◆ **Problem**
Locate the string "Output" in the listing below. Copy every line where it is found.

Excerpt from a dataset
╭──

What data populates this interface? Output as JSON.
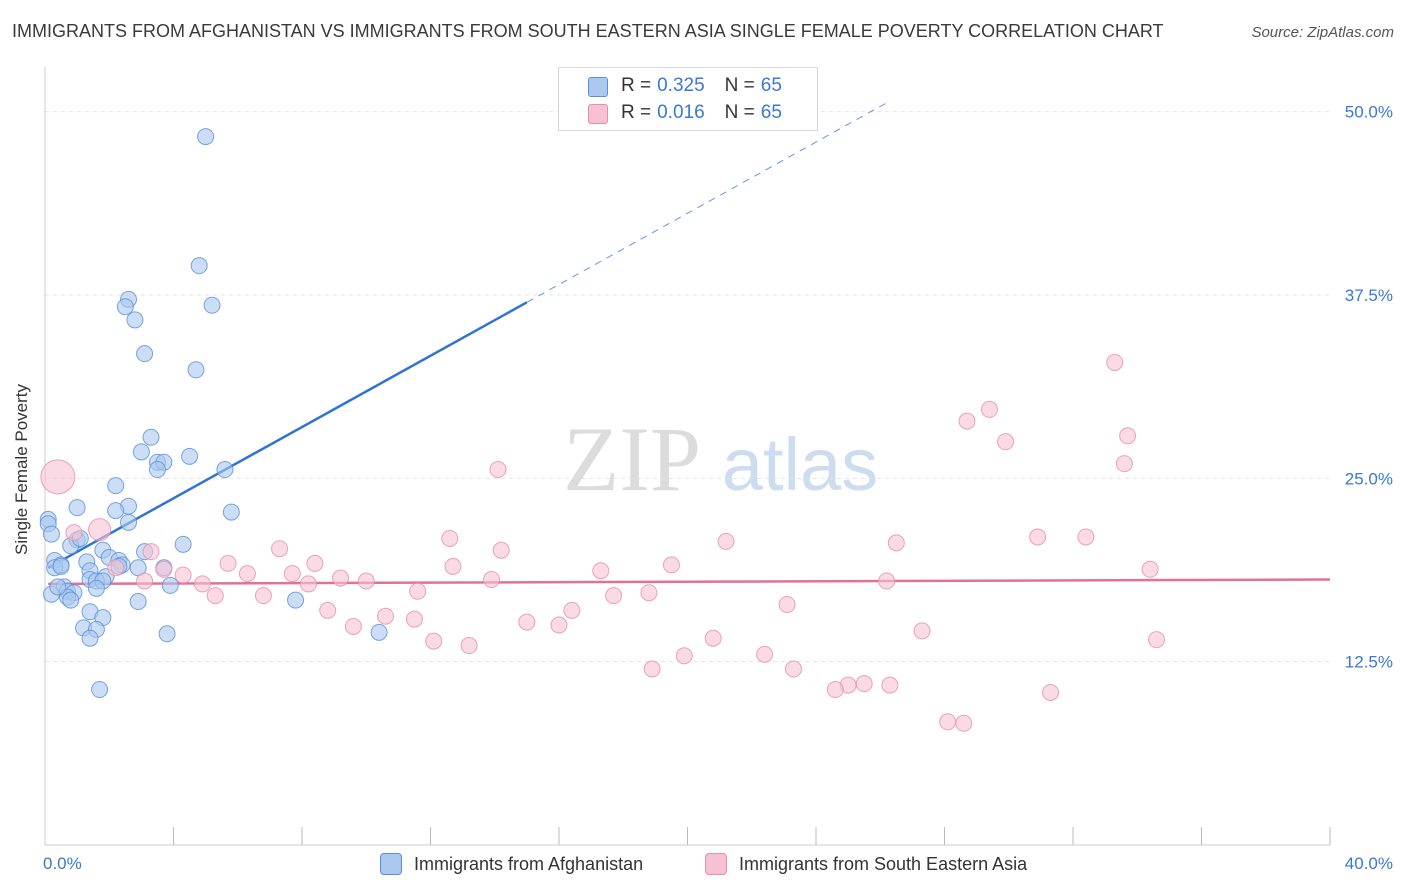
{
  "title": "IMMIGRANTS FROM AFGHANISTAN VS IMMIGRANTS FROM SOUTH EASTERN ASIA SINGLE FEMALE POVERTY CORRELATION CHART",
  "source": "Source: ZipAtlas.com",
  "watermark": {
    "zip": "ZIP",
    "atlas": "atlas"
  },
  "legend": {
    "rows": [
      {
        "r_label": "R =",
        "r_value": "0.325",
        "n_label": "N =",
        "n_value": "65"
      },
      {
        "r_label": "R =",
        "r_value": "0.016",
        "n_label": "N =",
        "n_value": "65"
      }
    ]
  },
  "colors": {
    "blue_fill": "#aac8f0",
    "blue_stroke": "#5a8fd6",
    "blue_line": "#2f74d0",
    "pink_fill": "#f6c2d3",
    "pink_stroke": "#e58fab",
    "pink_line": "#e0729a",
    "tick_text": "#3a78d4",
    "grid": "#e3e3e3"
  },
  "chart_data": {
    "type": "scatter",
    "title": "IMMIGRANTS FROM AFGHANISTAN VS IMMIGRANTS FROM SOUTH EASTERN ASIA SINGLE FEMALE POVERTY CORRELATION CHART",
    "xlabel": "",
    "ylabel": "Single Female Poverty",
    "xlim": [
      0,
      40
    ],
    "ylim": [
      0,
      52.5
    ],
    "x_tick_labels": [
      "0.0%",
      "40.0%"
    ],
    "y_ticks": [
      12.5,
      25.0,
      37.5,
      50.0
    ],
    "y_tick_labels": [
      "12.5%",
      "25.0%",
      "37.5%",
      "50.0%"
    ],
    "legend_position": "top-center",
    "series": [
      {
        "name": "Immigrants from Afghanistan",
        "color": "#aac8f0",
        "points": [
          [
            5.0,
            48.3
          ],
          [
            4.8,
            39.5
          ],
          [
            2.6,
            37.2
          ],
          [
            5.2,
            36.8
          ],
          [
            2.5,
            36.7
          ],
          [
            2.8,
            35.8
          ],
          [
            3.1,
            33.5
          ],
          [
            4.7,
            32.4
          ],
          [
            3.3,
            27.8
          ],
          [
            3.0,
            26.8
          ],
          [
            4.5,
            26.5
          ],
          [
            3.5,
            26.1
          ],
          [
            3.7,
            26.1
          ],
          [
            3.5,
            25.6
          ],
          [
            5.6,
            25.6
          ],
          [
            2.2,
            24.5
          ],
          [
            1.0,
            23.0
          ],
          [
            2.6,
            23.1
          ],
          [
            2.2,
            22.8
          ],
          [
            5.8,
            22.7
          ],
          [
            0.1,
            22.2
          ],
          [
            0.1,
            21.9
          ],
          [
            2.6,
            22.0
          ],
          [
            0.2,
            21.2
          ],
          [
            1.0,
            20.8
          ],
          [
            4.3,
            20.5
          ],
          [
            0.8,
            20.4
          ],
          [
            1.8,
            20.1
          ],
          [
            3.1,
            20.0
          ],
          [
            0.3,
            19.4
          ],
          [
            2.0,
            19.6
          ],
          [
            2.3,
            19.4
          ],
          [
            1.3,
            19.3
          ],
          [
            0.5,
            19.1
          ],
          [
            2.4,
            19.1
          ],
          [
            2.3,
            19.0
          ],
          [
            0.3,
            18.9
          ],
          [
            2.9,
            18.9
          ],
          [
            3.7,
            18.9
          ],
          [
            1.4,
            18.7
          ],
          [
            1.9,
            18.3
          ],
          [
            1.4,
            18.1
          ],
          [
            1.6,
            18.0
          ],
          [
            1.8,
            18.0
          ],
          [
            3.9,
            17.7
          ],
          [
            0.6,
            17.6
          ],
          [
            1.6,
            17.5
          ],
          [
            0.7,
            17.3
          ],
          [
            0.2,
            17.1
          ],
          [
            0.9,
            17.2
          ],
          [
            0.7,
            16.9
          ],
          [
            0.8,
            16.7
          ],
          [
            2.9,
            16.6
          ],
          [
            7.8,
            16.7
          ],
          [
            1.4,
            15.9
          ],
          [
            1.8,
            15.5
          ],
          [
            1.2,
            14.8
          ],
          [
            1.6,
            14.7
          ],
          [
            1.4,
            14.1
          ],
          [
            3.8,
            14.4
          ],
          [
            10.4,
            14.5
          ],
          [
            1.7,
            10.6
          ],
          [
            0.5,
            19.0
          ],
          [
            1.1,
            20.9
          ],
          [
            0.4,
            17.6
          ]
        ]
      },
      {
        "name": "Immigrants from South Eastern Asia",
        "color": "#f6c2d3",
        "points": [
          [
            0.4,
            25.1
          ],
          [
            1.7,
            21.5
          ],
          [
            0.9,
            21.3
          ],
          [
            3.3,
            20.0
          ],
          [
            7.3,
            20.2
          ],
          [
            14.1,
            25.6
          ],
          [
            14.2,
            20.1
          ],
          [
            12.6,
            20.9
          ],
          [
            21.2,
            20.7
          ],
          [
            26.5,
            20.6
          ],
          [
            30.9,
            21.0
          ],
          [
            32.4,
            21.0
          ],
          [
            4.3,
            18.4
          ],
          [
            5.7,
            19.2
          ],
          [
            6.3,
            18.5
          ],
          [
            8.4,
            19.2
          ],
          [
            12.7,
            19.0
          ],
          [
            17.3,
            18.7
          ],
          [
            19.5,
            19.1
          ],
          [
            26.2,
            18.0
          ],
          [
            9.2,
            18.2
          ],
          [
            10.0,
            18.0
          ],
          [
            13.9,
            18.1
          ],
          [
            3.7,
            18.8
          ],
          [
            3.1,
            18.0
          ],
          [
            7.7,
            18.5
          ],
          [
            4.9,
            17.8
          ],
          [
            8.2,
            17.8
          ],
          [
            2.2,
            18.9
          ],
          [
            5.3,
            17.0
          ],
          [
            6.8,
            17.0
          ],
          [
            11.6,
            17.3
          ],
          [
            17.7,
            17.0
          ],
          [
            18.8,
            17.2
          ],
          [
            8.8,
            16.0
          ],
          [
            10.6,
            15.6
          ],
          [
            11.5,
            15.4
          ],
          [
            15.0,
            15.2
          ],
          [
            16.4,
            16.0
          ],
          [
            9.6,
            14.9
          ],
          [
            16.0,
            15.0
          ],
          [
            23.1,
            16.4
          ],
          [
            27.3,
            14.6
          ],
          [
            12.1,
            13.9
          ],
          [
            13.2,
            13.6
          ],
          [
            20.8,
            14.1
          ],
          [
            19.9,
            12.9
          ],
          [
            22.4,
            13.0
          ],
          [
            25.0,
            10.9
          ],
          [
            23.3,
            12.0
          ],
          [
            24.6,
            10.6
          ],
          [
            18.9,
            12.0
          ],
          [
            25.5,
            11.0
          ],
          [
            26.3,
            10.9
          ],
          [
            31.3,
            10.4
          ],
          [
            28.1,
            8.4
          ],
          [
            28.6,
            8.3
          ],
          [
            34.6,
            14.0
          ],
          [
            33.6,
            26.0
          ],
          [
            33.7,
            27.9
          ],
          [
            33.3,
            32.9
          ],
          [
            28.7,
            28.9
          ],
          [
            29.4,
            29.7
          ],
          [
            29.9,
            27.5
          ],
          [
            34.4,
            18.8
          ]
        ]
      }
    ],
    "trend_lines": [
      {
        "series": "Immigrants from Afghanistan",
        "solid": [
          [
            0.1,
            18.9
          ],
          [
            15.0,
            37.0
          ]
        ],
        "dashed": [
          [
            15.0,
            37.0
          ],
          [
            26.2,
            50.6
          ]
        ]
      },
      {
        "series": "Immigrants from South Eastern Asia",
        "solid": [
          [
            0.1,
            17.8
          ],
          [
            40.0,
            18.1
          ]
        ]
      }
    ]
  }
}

╰──
╭──

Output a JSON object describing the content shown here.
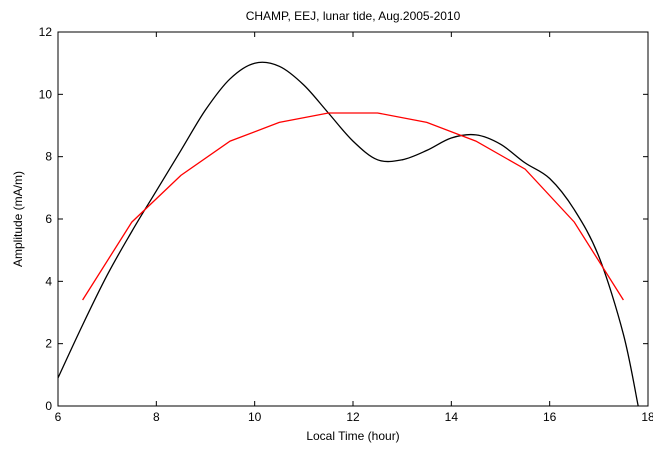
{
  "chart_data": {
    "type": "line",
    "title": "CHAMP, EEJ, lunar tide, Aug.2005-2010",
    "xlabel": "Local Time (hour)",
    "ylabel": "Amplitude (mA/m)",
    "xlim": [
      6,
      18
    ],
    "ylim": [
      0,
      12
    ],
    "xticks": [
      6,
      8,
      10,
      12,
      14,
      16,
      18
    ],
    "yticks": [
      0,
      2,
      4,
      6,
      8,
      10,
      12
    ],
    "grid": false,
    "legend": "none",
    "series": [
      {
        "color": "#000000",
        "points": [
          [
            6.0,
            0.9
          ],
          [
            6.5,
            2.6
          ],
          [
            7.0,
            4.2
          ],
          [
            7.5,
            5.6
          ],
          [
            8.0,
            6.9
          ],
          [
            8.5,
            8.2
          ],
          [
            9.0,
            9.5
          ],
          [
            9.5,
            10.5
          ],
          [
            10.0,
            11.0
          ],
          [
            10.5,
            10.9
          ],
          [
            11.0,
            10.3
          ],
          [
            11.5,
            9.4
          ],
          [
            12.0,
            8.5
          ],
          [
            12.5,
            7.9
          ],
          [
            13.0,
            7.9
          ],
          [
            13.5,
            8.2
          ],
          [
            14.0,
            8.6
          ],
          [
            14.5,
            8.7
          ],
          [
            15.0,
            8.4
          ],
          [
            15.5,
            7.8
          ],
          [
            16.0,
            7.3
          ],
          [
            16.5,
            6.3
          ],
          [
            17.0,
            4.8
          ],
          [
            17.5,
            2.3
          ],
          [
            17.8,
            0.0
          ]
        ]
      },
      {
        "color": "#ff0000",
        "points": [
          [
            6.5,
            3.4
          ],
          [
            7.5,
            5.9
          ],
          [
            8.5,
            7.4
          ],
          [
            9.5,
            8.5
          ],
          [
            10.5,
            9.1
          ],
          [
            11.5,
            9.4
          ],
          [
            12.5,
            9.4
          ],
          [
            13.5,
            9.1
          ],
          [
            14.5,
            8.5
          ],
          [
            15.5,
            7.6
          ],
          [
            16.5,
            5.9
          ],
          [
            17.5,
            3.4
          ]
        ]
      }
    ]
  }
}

╰──

◆ **Answer to this problem**
What data populates this interface? Output as JSON.
Output a JSON object describing the content shown here.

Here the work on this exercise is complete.